* [PROBLEM TO SOLVE] Your task is to output all the records below, word for word.

* [RECORD LIST]
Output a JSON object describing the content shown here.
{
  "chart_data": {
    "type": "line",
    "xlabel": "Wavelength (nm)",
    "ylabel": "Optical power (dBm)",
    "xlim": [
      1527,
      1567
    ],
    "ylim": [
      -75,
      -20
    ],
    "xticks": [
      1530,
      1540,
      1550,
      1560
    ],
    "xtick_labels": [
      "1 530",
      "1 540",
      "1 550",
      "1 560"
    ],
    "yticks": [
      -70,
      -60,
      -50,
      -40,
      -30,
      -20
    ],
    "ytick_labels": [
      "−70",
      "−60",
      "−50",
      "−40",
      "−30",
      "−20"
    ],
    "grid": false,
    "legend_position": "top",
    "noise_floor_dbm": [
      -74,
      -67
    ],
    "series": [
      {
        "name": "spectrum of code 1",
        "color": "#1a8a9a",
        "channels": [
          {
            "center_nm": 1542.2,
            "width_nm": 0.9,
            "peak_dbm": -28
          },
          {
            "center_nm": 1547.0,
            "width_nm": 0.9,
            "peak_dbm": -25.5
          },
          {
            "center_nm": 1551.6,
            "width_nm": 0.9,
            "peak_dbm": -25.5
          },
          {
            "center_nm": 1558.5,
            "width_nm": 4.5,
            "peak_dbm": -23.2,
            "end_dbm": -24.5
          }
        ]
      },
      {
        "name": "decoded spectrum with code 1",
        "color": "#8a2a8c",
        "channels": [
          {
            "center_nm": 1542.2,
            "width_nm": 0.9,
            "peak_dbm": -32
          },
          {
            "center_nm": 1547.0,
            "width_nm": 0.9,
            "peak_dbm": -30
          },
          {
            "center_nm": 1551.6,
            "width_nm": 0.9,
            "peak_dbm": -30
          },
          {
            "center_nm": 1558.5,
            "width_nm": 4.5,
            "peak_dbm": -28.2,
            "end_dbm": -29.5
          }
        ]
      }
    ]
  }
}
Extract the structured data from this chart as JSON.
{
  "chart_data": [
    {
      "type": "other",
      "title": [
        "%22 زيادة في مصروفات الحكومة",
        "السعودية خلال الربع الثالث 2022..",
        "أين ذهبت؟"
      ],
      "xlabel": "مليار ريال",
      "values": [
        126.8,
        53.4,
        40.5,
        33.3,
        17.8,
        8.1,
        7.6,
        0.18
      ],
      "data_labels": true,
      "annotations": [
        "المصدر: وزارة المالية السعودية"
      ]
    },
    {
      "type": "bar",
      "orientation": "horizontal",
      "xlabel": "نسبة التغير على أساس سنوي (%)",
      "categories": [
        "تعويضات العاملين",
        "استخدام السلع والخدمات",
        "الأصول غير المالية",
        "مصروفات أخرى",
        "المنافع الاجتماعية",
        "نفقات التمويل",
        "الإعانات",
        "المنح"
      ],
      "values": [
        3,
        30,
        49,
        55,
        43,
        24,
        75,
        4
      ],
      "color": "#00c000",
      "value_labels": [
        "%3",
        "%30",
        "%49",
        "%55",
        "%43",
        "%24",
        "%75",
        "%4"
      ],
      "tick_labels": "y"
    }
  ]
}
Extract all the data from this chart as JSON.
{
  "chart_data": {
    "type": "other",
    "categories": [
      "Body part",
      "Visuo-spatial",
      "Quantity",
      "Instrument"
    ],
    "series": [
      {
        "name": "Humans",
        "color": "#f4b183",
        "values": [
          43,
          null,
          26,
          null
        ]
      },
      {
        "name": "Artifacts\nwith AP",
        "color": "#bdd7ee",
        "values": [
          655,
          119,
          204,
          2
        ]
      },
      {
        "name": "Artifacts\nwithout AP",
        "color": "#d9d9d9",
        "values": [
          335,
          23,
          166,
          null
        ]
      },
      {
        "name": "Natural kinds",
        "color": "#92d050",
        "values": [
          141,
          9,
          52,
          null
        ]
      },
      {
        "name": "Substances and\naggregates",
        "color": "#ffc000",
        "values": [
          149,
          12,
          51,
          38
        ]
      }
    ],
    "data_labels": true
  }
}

* [WRITTEN SOLUTION]
Output a JSON object describing the content shown here.
{
  "chart_data": {
    "type": "line",
    "xlabel": "Wavelength (nm)",
    "ylabel": "Optical power (dBm)",
    "xlim": [
      1527,
      1567
    ],
    "ylim": [
      -75,
      -20
    ],
    "xticks": [
      1530,
      1540,
      1550,
      1560
    ],
    "xtick_labels": [
      "1 530",
      "1 540",
      "1 550",
      "1 560"
    ],
    "yticks": [
      -70,
      -60,
      -50,
      -40,
      -30,
      -20
    ],
    "ytick_labels": [
      "−70",
      "−60",
      "−50",
      "−40",
      "−30",
      "−20"
    ],
    "grid": false,
    "legend_position": "top",
    "noise_floor_dbm": [
      -74,
      -67
    ],
    "series": [
      {
        "name": "spectrum of code 1",
        "color": "#1a8a9a",
        "channels": [
          {
            "center_nm": 1542.2,
            "width_nm": 0.9,
            "peak_dbm": -28
          },
          {
            "center_nm": 1547.0,
            "width_nm": 0.9,
            "peak_dbm": -25.5
          },
          {
            "center_nm": 1551.6,
            "width_nm": 0.9,
            "peak_dbm": -25.5
          },
          {
            "center_nm": 1558.5,
            "width_nm": 4.5,
            "peak_dbm": -23.2,
            "end_dbm": -24.5
          }
        ]
      },
      {
        "name": "decoded spectrum with code 1",
        "color": "#8a2a8c",
        "channels": [
          {
            "center_nm": 1542.2,
            "width_nm": 0.9,
            "peak_dbm": -32
          },
          {
            "center_nm": 1547.0,
            "width_nm": 0.9,
            "peak_dbm": -30
          },
          {
            "center_nm": 1551.6,
            "width_nm": 0.9,
            "peak_dbm": -30
          },
          {
            "center_nm": 1558.5,
            "width_nm": 4.5,
            "peak_dbm": -28.2,
            "end_dbm": -29.5
          }
        ]
      }
    ]
  }
}
Extract the structured data from this chart as JSON.
{
  "chart_data": [
    {
      "type": "other",
      "title": [
        "%22 زيادة في مصروفات الحكومة",
        "السعودية خلال الربع الثالث 2022..",
        "أين ذهبت؟"
      ],
      "xlabel": "مليار ريال",
      "values": [
        126.8,
        53.4,
        40.5,
        33.3,
        17.8,
        8.1,
        7.6,
        0.18
      ],
      "data_labels": true,
      "annotations": [
        "المصدر: وزارة المالية السعودية"
      ]
    },
    {
      "type": "bar",
      "orientation": "horizontal",
      "xlabel": "نسبة التغير على أساس سنوي (%)",
      "categories": [
        "تعويضات العاملين",
        "استخدام السلع والخدمات",
        "الأصول غير المالية",
        "مصروفات أخرى",
        "المنافع الاجتماعية",
        "نفقات التمويل",
        "الإعانات",
        "المنح"
      ],
      "values": [
        3,
        30,
        49,
        55,
        43,
        24,
        75,
        4
      ],
      "color": "#00c000",
      "value_labels": [
        "%3",
        "%30",
        "%49",
        "%55",
        "%43",
        "%24",
        "%75",
        "%4"
      ],
      "tick_labels": "y"
    }
  ]
}
Extract all the data from this chart as JSON.
{
  "chart_data": {
    "type": "other",
    "categories": [
      "Body part",
      "Visuo-spatial",
      "Quantity",
      "Instrument"
    ],
    "series": [
      {
        "name": "Humans",
        "color": "#f4b183",
        "values": [
          43,
          null,
          26,
          null
        ]
      },
      {
        "name": "Artifacts\nwith AP",
        "color": "#bdd7ee",
        "values": [
          655,
          119,
          204,
          2
        ]
      },
      {
        "name": "Artifacts\nwithout AP",
        "color": "#d9d9d9",
        "values": [
          335,
          23,
          166,
          null
        ]
      },
      {
        "name": "Natural kinds",
        "color": "#92d050",
        "values": [
          141,
          9,
          52,
          null
        ]
      },
      {
        "name": "Substances and\naggregates",
        "color": "#ffc000",
        "values": [
          149,
          12,
          51,
          38
        ]
      }
    ],
    "data_labels": true
  }
}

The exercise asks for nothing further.